Write down every entry below once more, exactly.

▽

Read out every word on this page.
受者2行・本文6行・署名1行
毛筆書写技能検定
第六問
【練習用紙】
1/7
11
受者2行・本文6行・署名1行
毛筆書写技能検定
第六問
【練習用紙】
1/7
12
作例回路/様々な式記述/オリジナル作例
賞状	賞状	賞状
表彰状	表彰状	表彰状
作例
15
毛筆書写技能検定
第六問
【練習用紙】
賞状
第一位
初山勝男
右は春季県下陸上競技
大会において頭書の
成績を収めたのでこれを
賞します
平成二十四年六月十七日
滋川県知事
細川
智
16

△

◆ Answer to the problem
Read out every word on this page.
受者2行・本文6行・署名1行
毛筆書写技能検定
第六問
【練習用紙】
1/7
11
受者2行・本文6行・署名1行
毛筆書写技能検定
第六問
【練習用紙】
1/7
12
作例回路/様々な式記述/オリジナル作例
賞状	賞状	賞状
表彰状	表彰状	表彰状
作例
15
毛筆書写技能検定
第六問
【練習用紙】
賞状
第一位
初山勝男
右は春季県下陸上競技
大会において頭書の
成績を収めたのでこれを
賞します
平成二十四年六月十七日
滋川県知事
細川
智
16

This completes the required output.